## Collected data
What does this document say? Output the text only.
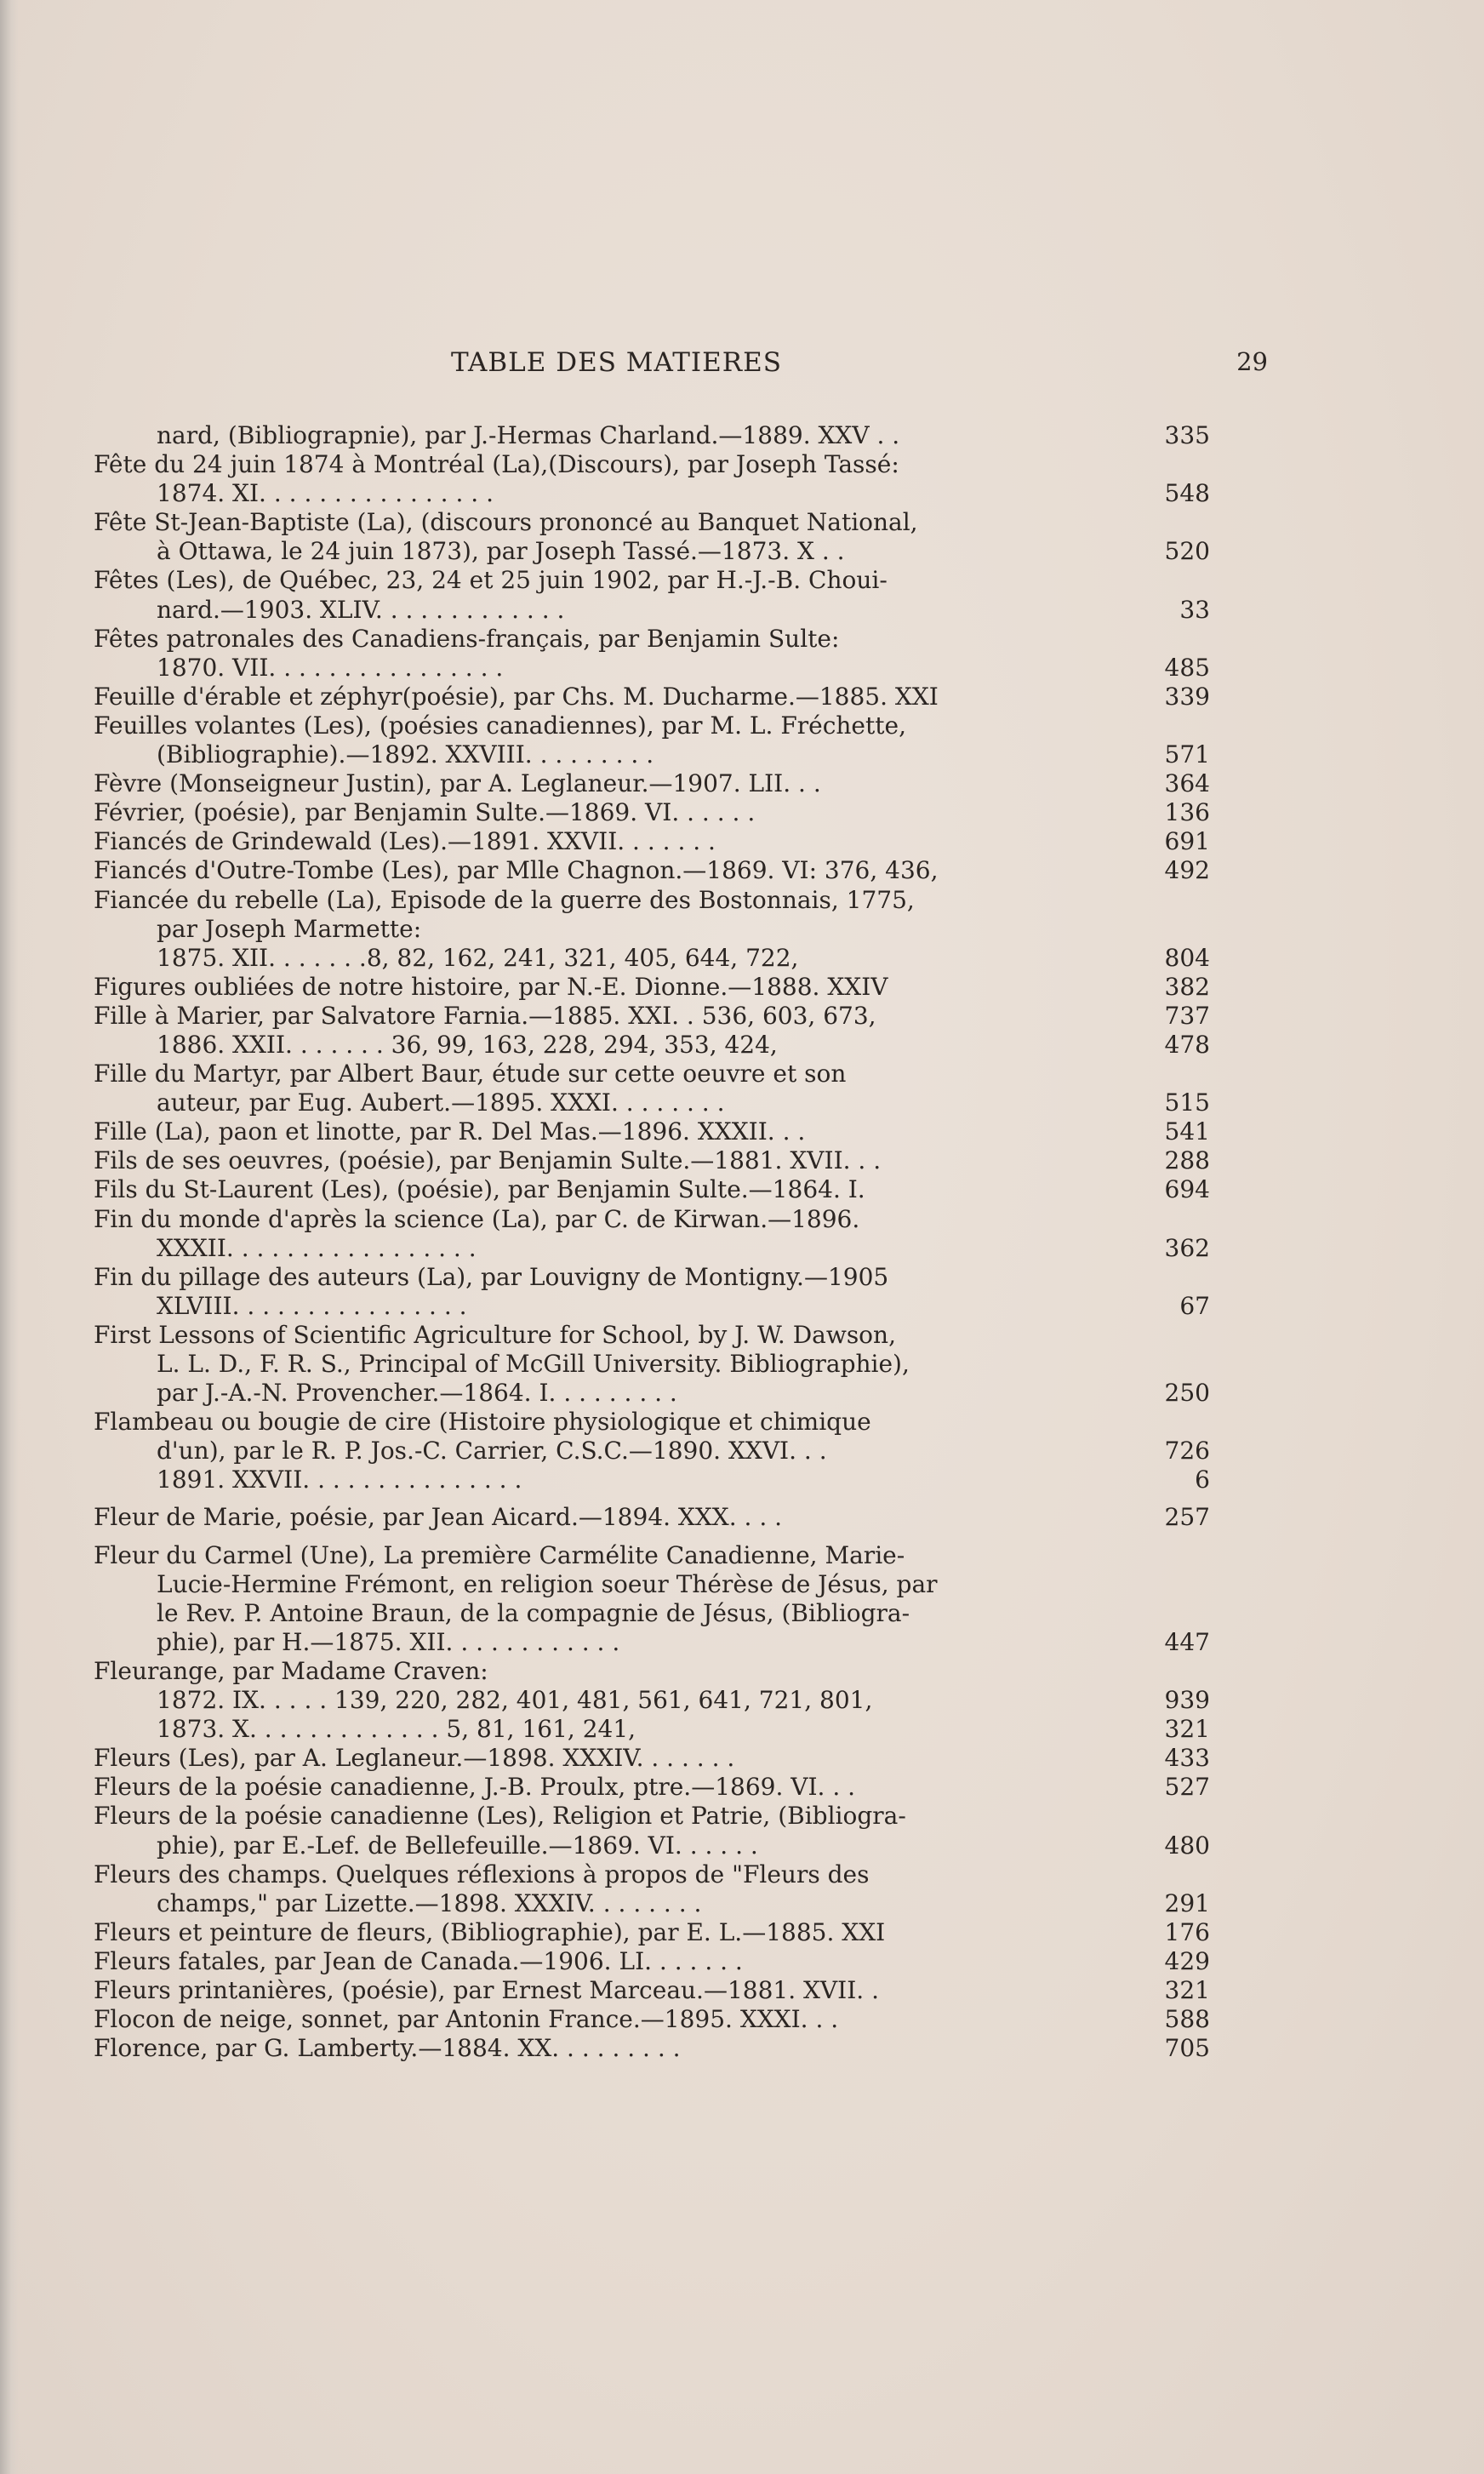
TABLE DES MATIERES	29
nard, (Bibliograpnie), par J.-Hermas Charland.—1889. XXV . .	335
Fête du 24 juin 1874 à Montréal (La),(Discours), par Joseph Tassé:
1874. XI. . . . . . . . . . . . . . . .	548
Fête St-Jean-Baptiste (La), (discours prononcé au Banquet National,
à Ottawa, le 24 juin 1873), par Joseph Tassé.—1873. X . .	520
Fêtes (Les), de Québec, 23, 24 et 25 juin 1902, par H.-J.-B. Choui-
nard.—1903. XLIV. . . . . . . . . . . . .	33
Fêtes patronales des Canadiens-français, par Benjamin Sulte:
1870. VII. . . . . . . . . . . . . . . .	485
Feuille d'érable et zéphyr(poésie), par Chs. M. Ducharme.—1885. XXI	339
Feuilles volantes (Les), (poésies canadiennes), par M. L. Fréchette,
(Bibliographie).—1892. XXVIII. . . . . . . . .	571
Fèvre (Monseigneur Justin), par A. Leglaneur.—1907. LII. . .	364
Février, (poésie), par Benjamin Sulte.—1869. VI. . . . . .	136
Fiancés de Grindewald (Les).—1891. XXVII. . . . . . .	691
Fiancés d'Outre-Tombe (Les), par Mlle Chagnon.—1869. VI: 376, 436,	492
Fiancée du rebelle (La), Episode de la guerre des Bostonnais, 1775,
par Joseph Marmette:
1875. XII. . . . . . .8, 82, 162, 241, 321, 405, 644, 722,	804
Figures oubliées de notre histoire, par N.-E. Dionne.—1888. XXIV	382
Fille à Marier, par Salvatore Farnia.—1885. XXI. . 536, 603, 673,	737
1886. XXII. . . . . . . 36, 99, 163, 228, 294, 353, 424,	478
Fille du Martyr, par Albert Baur, étude sur cette oeuvre et son
auteur, par Eug. Aubert.—1895. XXXI. . . . . . . .	515
Fille (La), paon et linotte, par R. Del Mas.—1896. XXXII. . .	541
Fils de ses oeuvres, (poésie), par Benjamin Sulte.—1881. XVII. . .	288
Fils du St-Laurent (Les), (poésie), par Benjamin Sulte.—1864. I.	694
Fin du monde d'après la science (La), par C. de Kirwan.—1896.
XXXII. . . . . . . . . . . . . . . . .	362
Fin du pillage des auteurs (La), par Louvigny de Montigny.—1905
XLVIII. . . . . . . . . . . . . . . .	67
First Lessons of Scientific Agriculture for School, by J. W. Dawson,
L. L. D., F. R. S., Principal of McGill University. Bibliographie),
par J.-A.-N. Provencher.—1864. I. . . . . . . . .	250
Flambeau ou bougie de cire (Histoire physiologique et chimique
d'un), par le R. P. Jos.-C. Carrier, C.S.C.—1890. XXVI. . .	726
1891. XXVII. . . . . . . . . . . . . . .	6
Fleur de Marie, poésie, par Jean Aicard.—1894. XXX. . . .	257
Fleur du Carmel (Une), La première Carmélite Canadienne, Marie-
Lucie-Hermine Frémont, en religion soeur Thérèse de Jésus, par
le Rev. P. Antoine Braun, de la compagnie de Jésus, (Bibliogra-
phie), par H.—1875. XII. . . . . . . . . . . .	447
Fleurange, par Madame Craven:
1872. IX. . . . . 139, 220, 282, 401, 481, 561, 641, 721, 801,	939
1873. X. . . . . . . . . . . . . 5, 81, 161, 241,	321
Fleurs (Les), par A. Leglaneur.—1898. XXXIV. . . . . . .	433
Fleurs de la poésie canadienne, J.-B. Proulx, ptre.—1869. VI. . .	527
Fleurs de la poésie canadienne (Les), Religion et Patrie, (Bibliogra-
phie), par E.-Lef. de Bellefeuille.—1869. VI. . . . . .	480
Fleurs des champs. Quelques réflexions à propos de "Fleurs des
champs," par Lizette.—1898. XXXIV. . . . . . . .	291
Fleurs et peinture de fleurs, (Bibliographie), par E. L.—1885. XXI	176
Fleurs fatales, par Jean de Canada.—1906. LI. . . . . . .	429
Fleurs printanières, (poésie), par Ernest Marceau.—1881. XVII. .	321
Flocon de neige, sonnet, par Antonin France.—1895. XXXI. . .	588
Florence, par G. Lamberty.—1884. XX. . . . . . . . .	705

## What the exercise asks
Go through the listing above and quote it exactly, apart from its images.

## Result for this exercise
What does this document say? Output the text only.
TABLE DES MATIERES	29
nard, (Bibliograpnie), par J.-Hermas Charland.—1889. XXV . .	335
Fête du 24 juin 1874 à Montréal (La),(Discours), par Joseph Tassé:
1874. XI. . . . . . . . . . . . . . . .	548
Fête St-Jean-Baptiste (La), (discours prononcé au Banquet National,
à Ottawa, le 24 juin 1873), par Joseph Tassé.—1873. X . .	520
Fêtes (Les), de Québec, 23, 24 et 25 juin 1902, par H.-J.-B. Choui-
nard.—1903. XLIV. . . . . . . . . . . . .	33
Fêtes patronales des Canadiens-français, par Benjamin Sulte:
1870. VII. . . . . . . . . . . . . . . .	485
Feuille d'érable et zéphyr(poésie), par Chs. M. Ducharme.—1885. XXI	339
Feuilles volantes (Les), (poésies canadiennes), par M. L. Fréchette,
(Bibliographie).—1892. XXVIII. . . . . . . . .	571
Fèvre (Monseigneur Justin), par A. Leglaneur.—1907. LII. . .	364
Février, (poésie), par Benjamin Sulte.—1869. VI. . . . . .	136
Fiancés de Grindewald (Les).—1891. XXVII. . . . . . .	691
Fiancés d'Outre-Tombe (Les), par Mlle Chagnon.—1869. VI: 376, 436,	492
Fiancée du rebelle (La), Episode de la guerre des Bostonnais, 1775,
par Joseph Marmette:
1875. XII. . . . . . .8, 82, 162, 241, 321, 405, 644, 722,	804
Figures oubliées de notre histoire, par N.-E. Dionne.—1888. XXIV	382
Fille à Marier, par Salvatore Farnia.—1885. XXI. . 536, 603, 673,	737
1886. XXII. . . . . . . 36, 99, 163, 228, 294, 353, 424,	478
Fille du Martyr, par Albert Baur, étude sur cette oeuvre et son
auteur, par Eug. Aubert.—1895. XXXI. . . . . . . .	515
Fille (La), paon et linotte, par R. Del Mas.—1896. XXXII. . .	541
Fils de ses oeuvres, (poésie), par Benjamin Sulte.—1881. XVII. . .	288
Fils du St-Laurent (Les), (poésie), par Benjamin Sulte.—1864. I.	694
Fin du monde d'après la science (La), par C. de Kirwan.—1896.
XXXII. . . . . . . . . . . . . . . . .	362
Fin du pillage des auteurs (La), par Louvigny de Montigny.—1905
XLVIII. . . . . . . . . . . . . . . .	67
First Lessons of Scientific Agriculture for School, by J. W. Dawson,
L. L. D., F. R. S., Principal of McGill University. Bibliographie),
par J.-A.-N. Provencher.—1864. I. . . . . . . . .	250
Flambeau ou bougie de cire (Histoire physiologique et chimique
d'un), par le R. P. Jos.-C. Carrier, C.S.C.—1890. XXVI. . .	726
1891. XXVII. . . . . . . . . . . . . . .	6
Fleur de Marie, poésie, par Jean Aicard.—1894. XXX. . . .	257
Fleur du Carmel (Une), La première Carmélite Canadienne, Marie-
Lucie-Hermine Frémont, en religion soeur Thérèse de Jésus, par
le Rev. P. Antoine Braun, de la compagnie de Jésus, (Bibliogra-
phie), par H.—1875. XII. . . . . . . . . . . .	447
Fleurange, par Madame Craven:
1872. IX. . . . . 139, 220, 282, 401, 481, 561, 641, 721, 801,	939
1873. X. . . . . . . . . . . . . 5, 81, 161, 241,	321
Fleurs (Les), par A. Leglaneur.—1898. XXXIV. . . . . . .	433
Fleurs de la poésie canadienne, J.-B. Proulx, ptre.—1869. VI. . .	527
Fleurs de la poésie canadienne (Les), Religion et Patrie, (Bibliogra-
phie), par E.-Lef. de Bellefeuille.—1869. VI. . . . . .	480
Fleurs des champs. Quelques réflexions à propos de "Fleurs des
champs," par Lizette.—1898. XXXIV. . . . . . . .	291
Fleurs et peinture de fleurs, (Bibliographie), par E. L.—1885. XXI	176
Fleurs fatales, par Jean de Canada.—1906. LI. . . . . . .	429
Fleurs printanières, (poésie), par Ernest Marceau.—1881. XVII. .	321
Flocon de neige, sonnet, par Antonin France.—1895. XXXI. . .	588
Florence, par G. Lamberty.—1884. XX. . . . . . . . .	705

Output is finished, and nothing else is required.